Exercise aim
Repeat each entry as written, dropping any picture you find.

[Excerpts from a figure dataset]

◆ ◆ ◆

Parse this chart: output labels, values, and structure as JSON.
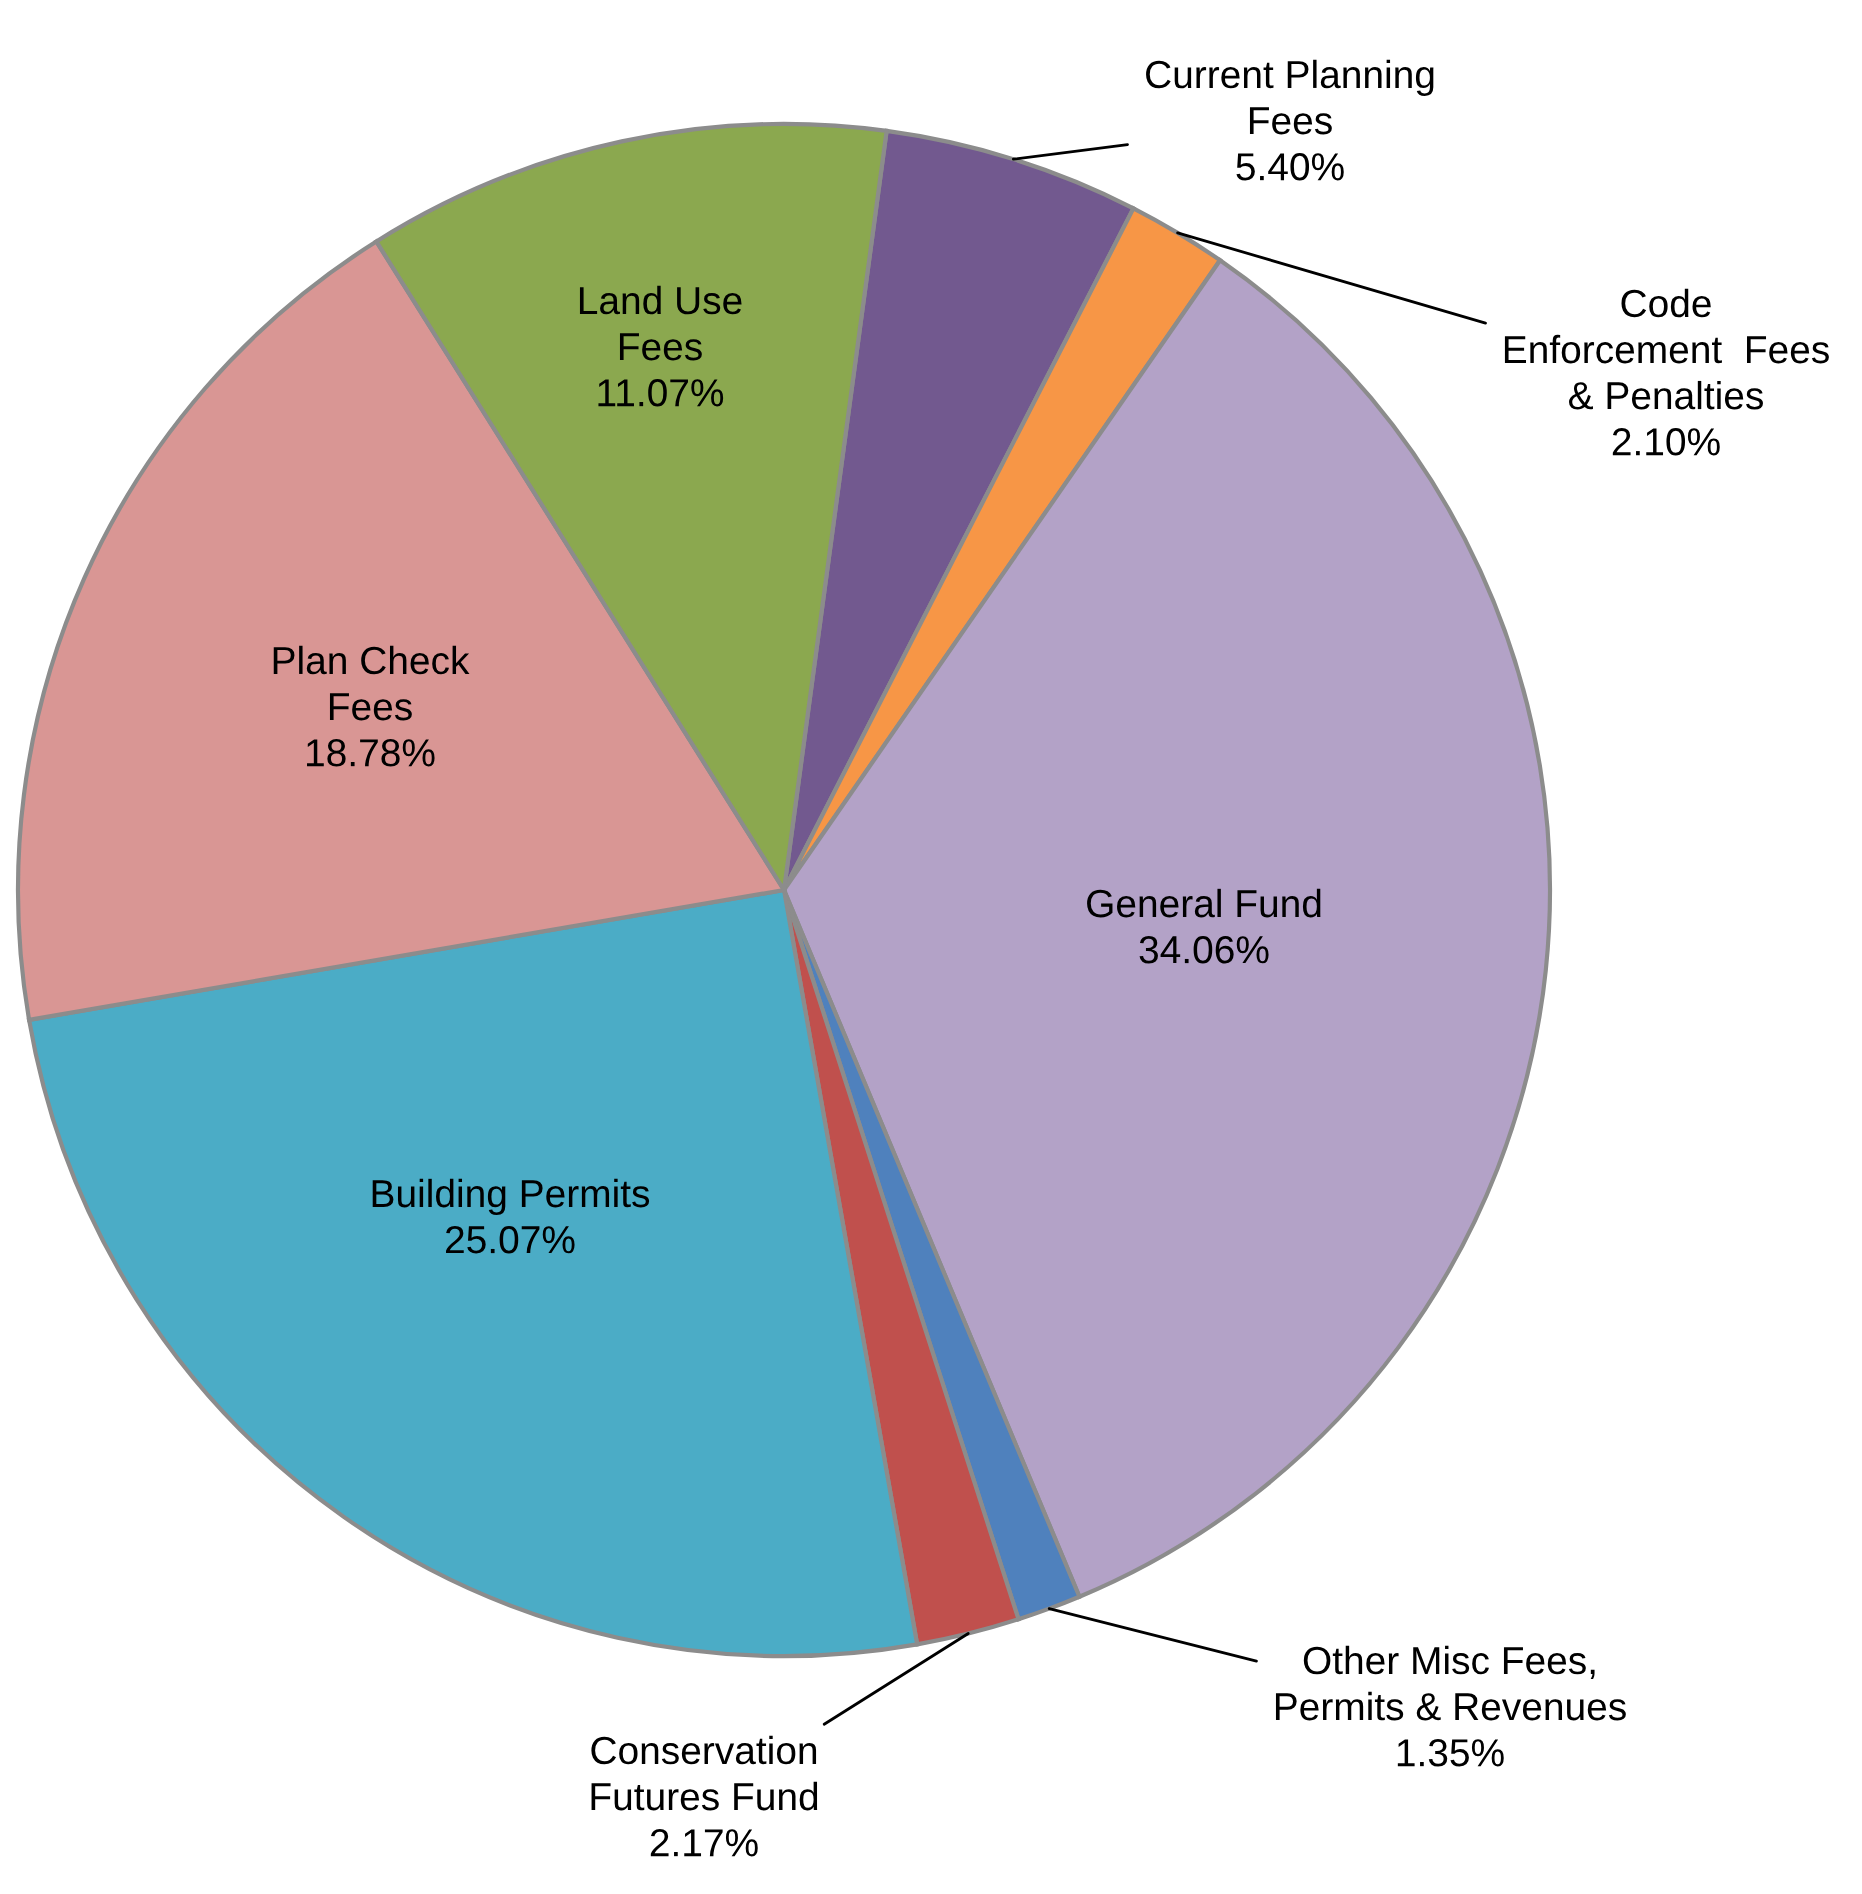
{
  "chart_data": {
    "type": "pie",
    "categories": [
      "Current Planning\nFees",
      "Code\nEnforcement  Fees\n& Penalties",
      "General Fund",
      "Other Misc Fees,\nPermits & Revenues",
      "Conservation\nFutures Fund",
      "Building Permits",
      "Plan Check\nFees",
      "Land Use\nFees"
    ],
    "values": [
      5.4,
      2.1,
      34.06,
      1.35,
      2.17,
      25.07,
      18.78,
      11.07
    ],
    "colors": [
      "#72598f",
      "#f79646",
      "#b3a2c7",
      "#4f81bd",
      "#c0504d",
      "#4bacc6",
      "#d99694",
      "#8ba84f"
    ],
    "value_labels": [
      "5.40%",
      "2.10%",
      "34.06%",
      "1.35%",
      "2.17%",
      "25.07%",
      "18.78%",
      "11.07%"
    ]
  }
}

◆ ◆ ◆

Solution below
Parse this chart: output labels, values, and structure as JSON.
{
  "chart_data": {
    "type": "pie",
    "categories": [
      "Current Planning\nFees",
      "Code\nEnforcement  Fees\n& Penalties",
      "General Fund",
      "Other Misc Fees,\nPermits & Revenues",
      "Conservation\nFutures Fund",
      "Building Permits",
      "Plan Check\nFees",
      "Land Use\nFees"
    ],
    "values": [
      5.4,
      2.1,
      34.06,
      1.35,
      2.17,
      25.07,
      18.78,
      11.07
    ],
    "colors": [
      "#72598f",
      "#f79646",
      "#b3a2c7",
      "#4f81bd",
      "#c0504d",
      "#4bacc6",
      "#d99694",
      "#8ba84f"
    ],
    "value_labels": [
      "5.40%",
      "2.10%",
      "34.06%",
      "1.35%",
      "2.17%",
      "25.07%",
      "18.78%",
      "11.07%"
    ]
  }
}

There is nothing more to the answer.